→ **WRITTEN INSTRUCTION**
Show only lines that include "book".

→ **DATASET RECORDS**
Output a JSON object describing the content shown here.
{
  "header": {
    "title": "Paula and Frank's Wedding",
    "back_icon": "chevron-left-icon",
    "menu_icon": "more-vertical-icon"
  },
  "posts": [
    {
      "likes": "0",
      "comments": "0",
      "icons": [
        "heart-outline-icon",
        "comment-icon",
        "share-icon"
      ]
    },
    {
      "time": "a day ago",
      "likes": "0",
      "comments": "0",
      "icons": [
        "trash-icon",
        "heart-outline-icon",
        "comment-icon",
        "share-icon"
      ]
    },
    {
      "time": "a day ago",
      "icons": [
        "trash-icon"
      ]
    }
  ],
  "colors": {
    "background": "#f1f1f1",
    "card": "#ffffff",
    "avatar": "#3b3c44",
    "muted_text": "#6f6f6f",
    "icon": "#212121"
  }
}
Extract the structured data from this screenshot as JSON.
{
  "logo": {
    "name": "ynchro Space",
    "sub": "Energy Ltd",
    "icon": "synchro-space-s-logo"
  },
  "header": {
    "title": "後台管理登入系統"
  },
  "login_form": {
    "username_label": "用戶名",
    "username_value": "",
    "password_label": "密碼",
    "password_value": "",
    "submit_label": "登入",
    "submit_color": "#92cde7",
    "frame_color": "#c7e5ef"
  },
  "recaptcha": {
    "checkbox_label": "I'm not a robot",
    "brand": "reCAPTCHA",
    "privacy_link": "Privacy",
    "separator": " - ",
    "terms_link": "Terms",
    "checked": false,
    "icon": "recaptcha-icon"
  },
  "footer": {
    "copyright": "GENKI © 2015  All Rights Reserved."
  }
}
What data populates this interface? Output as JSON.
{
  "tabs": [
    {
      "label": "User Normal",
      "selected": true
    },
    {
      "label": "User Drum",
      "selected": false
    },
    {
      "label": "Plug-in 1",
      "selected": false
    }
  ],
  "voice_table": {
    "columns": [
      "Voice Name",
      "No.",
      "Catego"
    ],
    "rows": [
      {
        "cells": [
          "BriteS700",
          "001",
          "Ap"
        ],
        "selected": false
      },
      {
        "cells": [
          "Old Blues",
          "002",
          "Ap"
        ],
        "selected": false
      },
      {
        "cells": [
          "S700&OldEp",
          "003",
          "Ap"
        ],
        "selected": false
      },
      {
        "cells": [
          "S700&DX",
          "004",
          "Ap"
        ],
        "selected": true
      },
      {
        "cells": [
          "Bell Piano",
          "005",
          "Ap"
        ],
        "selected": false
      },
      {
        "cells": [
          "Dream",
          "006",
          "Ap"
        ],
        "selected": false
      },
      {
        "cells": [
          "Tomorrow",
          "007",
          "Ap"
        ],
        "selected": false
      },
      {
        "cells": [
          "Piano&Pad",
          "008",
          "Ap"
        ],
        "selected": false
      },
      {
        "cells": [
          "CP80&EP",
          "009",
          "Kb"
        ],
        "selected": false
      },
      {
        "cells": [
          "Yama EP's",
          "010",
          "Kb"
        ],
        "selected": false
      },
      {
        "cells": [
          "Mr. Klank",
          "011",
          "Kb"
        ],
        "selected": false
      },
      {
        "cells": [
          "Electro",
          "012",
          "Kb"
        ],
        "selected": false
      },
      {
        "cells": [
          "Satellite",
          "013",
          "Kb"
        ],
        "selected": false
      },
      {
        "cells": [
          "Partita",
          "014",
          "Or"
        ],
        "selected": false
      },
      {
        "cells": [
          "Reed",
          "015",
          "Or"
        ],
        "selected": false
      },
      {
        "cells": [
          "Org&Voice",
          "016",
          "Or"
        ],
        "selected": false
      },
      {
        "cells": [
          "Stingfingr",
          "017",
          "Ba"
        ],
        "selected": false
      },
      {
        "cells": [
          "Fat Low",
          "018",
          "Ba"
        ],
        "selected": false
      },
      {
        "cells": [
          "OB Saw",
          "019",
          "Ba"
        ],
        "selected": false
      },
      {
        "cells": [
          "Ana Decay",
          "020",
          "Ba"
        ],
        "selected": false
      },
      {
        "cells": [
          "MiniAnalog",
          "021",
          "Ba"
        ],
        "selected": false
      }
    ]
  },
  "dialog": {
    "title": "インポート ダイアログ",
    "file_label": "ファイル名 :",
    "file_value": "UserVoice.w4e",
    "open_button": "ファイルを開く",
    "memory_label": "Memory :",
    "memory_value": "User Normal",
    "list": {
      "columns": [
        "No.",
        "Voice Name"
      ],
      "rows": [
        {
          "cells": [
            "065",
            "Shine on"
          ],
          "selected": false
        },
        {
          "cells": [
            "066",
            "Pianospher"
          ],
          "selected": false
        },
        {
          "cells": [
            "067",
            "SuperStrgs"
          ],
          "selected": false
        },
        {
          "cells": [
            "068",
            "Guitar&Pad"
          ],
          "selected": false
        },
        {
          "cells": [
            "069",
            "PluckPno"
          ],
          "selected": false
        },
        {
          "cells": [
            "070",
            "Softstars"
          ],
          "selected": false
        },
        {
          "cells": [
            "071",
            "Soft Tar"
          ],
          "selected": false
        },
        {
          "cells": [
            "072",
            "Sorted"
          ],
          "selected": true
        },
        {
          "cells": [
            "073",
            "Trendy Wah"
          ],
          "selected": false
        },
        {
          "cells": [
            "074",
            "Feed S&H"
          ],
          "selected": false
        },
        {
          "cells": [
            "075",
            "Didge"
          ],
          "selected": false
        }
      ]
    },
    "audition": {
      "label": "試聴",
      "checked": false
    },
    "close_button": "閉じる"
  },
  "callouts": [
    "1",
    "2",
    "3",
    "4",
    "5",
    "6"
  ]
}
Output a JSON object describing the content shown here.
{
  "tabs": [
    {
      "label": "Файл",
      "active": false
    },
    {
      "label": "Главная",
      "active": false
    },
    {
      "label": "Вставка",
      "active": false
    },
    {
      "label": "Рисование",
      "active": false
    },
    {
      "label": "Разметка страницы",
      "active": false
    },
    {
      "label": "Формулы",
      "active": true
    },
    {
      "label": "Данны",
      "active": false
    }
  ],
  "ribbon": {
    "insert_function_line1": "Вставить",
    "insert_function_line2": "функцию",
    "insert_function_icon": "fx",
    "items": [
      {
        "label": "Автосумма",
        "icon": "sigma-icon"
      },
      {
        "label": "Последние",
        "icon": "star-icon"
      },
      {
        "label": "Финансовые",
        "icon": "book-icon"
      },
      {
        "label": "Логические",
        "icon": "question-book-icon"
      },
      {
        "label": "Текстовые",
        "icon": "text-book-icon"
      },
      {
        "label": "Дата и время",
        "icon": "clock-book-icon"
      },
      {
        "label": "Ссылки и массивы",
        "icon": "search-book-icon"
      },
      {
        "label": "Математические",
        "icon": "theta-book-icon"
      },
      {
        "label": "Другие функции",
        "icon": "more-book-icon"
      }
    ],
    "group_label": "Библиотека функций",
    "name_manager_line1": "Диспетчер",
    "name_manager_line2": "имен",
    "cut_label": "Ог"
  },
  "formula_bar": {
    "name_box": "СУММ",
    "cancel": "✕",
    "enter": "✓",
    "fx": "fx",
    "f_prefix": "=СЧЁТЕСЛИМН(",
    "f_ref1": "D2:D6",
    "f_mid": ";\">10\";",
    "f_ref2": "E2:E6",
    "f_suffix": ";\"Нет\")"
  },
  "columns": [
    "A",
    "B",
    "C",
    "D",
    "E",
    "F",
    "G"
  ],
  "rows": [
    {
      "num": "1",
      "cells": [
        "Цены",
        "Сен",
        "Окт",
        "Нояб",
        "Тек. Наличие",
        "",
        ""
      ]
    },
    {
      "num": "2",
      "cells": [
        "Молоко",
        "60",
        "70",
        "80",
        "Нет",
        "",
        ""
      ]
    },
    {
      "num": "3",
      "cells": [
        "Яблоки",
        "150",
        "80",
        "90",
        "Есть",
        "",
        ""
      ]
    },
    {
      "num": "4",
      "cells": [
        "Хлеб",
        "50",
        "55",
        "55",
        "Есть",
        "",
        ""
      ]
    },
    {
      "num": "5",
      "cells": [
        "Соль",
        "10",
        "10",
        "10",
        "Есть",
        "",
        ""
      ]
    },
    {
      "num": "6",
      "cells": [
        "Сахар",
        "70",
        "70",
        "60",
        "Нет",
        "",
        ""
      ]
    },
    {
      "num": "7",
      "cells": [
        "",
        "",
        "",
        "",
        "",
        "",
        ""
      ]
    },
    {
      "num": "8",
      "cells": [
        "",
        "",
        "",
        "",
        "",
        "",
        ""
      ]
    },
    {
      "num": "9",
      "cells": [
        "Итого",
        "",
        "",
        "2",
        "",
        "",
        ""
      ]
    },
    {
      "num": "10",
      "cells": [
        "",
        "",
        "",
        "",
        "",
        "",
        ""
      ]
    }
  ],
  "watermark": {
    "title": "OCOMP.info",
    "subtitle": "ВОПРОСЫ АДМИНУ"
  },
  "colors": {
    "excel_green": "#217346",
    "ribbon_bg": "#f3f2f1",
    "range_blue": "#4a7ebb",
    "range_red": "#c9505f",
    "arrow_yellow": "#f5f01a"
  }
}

→ **OUTPUT FOR THIS TASK**
        "icon": "book-icon"
        "icon": "question-book-icon"
        "icon": "text-book-icon"
        "icon": "clock-book-icon"
        "icon": "search-book-icon"
        "icon": "theta-book-icon"
        "icon": "more-book-icon"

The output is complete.